>> START Record list
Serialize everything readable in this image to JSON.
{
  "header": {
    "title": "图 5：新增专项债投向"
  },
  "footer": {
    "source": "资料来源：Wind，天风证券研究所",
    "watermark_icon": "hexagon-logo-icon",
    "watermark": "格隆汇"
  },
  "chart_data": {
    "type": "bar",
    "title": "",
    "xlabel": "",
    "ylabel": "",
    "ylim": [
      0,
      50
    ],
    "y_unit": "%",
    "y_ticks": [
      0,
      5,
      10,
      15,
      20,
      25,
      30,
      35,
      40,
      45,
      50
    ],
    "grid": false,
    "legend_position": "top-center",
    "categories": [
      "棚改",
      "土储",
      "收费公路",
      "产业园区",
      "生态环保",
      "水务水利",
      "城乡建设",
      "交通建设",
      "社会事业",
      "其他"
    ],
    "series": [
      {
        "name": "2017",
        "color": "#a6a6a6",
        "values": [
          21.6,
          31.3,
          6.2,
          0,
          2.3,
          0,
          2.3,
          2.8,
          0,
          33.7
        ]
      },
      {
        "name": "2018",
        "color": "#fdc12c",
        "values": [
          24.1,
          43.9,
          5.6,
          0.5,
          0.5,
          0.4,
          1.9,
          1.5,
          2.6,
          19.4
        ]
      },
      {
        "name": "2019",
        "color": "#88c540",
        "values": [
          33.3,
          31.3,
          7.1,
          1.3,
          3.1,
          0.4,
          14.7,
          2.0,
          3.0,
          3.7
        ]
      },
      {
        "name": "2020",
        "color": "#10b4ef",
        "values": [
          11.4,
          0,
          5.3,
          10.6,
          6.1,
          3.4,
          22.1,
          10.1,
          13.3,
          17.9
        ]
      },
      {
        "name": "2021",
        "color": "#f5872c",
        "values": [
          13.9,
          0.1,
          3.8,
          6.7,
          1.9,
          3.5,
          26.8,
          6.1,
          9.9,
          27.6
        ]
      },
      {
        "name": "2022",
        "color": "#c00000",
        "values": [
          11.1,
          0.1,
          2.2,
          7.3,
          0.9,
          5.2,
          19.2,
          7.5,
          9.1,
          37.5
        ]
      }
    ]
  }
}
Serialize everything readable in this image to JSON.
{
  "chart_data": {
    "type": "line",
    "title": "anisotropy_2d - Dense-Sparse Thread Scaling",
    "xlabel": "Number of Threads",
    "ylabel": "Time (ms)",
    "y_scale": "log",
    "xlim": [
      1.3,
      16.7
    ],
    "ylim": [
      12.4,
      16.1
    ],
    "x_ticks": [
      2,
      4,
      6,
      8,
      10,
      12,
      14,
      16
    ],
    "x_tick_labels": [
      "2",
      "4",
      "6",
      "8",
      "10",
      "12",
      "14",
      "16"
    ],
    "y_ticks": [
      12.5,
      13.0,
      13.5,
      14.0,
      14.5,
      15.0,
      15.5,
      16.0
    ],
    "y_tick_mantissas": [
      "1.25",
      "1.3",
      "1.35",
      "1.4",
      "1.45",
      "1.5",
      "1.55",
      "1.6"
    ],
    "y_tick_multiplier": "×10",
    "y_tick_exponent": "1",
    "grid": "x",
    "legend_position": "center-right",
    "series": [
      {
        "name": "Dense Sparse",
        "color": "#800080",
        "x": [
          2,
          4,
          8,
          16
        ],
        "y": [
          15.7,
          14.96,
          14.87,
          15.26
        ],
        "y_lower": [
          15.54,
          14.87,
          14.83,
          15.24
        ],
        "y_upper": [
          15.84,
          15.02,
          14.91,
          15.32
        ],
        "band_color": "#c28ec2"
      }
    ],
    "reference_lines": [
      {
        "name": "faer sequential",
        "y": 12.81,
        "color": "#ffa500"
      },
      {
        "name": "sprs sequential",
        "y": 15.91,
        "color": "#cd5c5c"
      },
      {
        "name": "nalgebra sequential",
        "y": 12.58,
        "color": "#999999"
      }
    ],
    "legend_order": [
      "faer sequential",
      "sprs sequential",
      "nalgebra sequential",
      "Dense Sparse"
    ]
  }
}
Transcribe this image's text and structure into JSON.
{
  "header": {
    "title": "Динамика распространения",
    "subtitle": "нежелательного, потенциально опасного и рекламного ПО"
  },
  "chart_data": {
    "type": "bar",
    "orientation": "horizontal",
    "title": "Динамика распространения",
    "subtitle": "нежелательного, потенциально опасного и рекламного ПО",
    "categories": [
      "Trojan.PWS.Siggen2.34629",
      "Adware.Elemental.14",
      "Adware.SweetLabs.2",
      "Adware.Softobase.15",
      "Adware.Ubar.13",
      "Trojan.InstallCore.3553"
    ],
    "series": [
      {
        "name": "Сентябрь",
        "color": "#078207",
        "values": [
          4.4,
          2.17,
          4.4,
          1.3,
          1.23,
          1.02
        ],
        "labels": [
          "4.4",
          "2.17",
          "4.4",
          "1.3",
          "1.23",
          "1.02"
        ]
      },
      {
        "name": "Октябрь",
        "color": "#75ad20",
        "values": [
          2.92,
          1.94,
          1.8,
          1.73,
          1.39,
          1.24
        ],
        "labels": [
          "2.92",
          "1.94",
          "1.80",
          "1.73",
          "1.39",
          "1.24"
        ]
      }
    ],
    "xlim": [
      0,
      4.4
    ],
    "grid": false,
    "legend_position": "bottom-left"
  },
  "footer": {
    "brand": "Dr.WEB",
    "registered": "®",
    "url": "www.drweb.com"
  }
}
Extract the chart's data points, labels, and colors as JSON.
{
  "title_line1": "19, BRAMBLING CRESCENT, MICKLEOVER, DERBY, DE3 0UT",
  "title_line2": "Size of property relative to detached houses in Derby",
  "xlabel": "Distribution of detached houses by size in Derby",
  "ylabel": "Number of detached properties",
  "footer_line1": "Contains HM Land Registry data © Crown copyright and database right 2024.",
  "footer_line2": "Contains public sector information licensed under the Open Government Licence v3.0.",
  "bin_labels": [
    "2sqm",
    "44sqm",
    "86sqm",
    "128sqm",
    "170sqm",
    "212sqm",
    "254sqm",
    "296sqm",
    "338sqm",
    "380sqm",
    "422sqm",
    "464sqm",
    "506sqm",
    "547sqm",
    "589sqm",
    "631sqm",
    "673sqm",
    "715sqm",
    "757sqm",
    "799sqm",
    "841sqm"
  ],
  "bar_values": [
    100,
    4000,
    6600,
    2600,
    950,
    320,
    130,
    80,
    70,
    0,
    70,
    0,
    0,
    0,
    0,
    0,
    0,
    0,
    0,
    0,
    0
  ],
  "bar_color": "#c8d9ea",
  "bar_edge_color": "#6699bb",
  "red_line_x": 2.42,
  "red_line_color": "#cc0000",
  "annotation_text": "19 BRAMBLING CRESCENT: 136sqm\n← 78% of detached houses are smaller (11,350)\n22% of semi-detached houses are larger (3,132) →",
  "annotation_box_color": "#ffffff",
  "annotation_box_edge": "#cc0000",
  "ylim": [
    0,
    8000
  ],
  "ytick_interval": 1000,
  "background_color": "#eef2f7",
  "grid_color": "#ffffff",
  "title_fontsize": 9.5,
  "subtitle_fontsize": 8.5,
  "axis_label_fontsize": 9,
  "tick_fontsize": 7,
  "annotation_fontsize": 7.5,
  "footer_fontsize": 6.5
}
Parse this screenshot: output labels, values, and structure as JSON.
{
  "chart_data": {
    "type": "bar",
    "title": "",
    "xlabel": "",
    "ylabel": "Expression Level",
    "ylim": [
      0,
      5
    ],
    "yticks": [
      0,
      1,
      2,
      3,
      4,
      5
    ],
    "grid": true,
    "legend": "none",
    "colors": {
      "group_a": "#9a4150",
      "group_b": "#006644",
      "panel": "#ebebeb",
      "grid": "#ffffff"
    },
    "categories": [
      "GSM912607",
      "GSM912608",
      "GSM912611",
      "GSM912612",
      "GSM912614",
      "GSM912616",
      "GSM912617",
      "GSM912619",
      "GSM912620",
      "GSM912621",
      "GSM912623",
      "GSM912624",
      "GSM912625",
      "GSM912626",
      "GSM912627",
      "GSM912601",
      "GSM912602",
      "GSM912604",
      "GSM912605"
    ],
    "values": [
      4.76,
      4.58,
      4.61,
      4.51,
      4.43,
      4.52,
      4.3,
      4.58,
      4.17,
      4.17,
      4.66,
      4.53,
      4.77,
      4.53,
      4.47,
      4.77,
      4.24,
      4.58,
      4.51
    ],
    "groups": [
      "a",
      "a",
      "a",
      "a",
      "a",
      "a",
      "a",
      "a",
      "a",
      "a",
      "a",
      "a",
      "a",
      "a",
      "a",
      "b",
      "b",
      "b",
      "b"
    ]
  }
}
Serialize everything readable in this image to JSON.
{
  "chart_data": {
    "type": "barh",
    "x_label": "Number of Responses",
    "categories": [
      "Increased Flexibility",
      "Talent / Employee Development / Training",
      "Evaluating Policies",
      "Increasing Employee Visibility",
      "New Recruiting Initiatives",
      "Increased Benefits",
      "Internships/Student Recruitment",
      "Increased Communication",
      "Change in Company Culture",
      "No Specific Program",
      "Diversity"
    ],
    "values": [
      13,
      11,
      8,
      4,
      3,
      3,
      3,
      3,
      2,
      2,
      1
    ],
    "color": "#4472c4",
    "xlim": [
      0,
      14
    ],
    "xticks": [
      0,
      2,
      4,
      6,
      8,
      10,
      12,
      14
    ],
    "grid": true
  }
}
>> END Record list
Gather and copy every line of the data in which the string "ffffff" is found.

Response to the exercise
  "annotation_box_color": "#ffffff",
  "grid_color": "#ffffff",
      "grid": "#ffffff"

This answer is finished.